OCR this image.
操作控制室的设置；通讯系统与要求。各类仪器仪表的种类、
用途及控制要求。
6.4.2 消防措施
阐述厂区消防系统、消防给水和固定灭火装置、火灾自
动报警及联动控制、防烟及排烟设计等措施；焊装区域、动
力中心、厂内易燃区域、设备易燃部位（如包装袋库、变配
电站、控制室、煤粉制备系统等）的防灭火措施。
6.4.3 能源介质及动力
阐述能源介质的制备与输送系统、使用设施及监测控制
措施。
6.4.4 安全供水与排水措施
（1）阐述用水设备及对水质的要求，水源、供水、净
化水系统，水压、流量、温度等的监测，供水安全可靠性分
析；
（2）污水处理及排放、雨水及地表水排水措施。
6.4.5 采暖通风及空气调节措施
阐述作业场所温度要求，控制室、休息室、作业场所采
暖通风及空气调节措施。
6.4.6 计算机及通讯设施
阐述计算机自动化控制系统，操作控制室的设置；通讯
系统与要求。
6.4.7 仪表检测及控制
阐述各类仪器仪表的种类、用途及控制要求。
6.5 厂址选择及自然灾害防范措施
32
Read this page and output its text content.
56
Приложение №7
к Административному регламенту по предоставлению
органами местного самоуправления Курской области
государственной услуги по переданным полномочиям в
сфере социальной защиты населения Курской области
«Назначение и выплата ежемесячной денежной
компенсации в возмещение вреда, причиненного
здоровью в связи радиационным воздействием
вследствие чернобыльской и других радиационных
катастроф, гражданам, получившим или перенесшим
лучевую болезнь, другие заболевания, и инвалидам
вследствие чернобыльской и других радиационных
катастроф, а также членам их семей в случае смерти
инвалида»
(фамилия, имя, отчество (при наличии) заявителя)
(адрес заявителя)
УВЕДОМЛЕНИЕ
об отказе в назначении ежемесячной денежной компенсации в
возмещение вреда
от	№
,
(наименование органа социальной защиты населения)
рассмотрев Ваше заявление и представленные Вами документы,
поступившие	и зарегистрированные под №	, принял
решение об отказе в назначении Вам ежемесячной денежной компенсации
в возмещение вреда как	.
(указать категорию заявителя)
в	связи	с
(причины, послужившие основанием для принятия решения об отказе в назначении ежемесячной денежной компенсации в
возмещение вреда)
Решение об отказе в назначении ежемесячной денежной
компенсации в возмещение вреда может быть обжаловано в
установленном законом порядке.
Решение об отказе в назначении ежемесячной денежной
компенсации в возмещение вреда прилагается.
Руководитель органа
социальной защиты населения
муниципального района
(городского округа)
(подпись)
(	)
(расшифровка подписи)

**Instructions for the task:** Extract each record, keeping it identical to the original.

**Exercise output:**
OCR this image.
操作控制室的设置；通讯系统与要求。各类仪器仪表的种类、
用途及控制要求。
6.4.2 消防措施
阐述厂区消防系统、消防给水和固定灭火装置、火灾自
动报警及联动控制、防烟及排烟设计等措施；焊装区域、动
力中心、厂内易燃区域、设备易燃部位（如包装袋库、变配
电站、控制室、煤粉制备系统等）的防灭火措施。
6.4.3 能源介质及动力
阐述能源介质的制备与输送系统、使用设施及监测控制
措施。
6.4.4 安全供水与排水措施
（1）阐述用水设备及对水质的要求，水源、供水、净
化水系统，水压、流量、温度等的监测，供水安全可靠性分
析；
（2）污水处理及排放、雨水及地表水排水措施。
6.4.5 采暖通风及空气调节措施
阐述作业场所温度要求，控制室、休息室、作业场所采
暖通风及空气调节措施。
6.4.6 计算机及通讯设施
阐述计算机自动化控制系统，操作控制室的设置；通讯
系统与要求。
6.4.7 仪表检测及控制
阐述各类仪器仪表的种类、用途及控制要求。
6.5 厂址选择及自然灾害防范措施
32
Read this page and output its text content.
56
Приложение №7
к Административному регламенту по предоставлению
органами местного самоуправления Курской области
государственной услуги по переданным полномочиям в
сфере социальной защиты населения Курской области
«Назначение и выплата ежемесячной денежной
компенсации в возмещение вреда, причиненного
здоровью в связи радиационным воздействием
вследствие чернобыльской и других радиационных
катастроф, гражданам, получившим или перенесшим
лучевую болезнь, другие заболевания, и инвалидам
вследствие чернобыльской и других радиационных
катастроф, а также членам их семей в случае смерти
инвалида»
(фамилия, имя, отчество (при наличии) заявителя)
(адрес заявителя)
УВЕДОМЛЕНИЕ
об отказе в назначении ежемесячной денежной компенсации в
возмещение вреда
от	№
,
(наименование органа социальной защиты населения)
рассмотрев Ваше заявление и представленные Вами документы,
поступившие	и зарегистрированные под №	, принял
решение об отказе в назначении Вам ежемесячной денежной компенсации
в возмещение вреда как	.
(указать категорию заявителя)
в	связи	с
(причины, послужившие основанием для принятия решения об отказе в назначении ежемесячной денежной компенсации в
возмещение вреда)
Решение об отказе в назначении ежемесячной денежной
компенсации в возмещение вреда может быть обжаловано в
установленном законом порядке.
Решение об отказе в назначении ежемесячной денежной
компенсации в возмещение вреда прилагается.
Руководитель органа
социальной защиты населения
муниципального района
(городского округа)
(подпись)
(	)
(расшифровка подписи)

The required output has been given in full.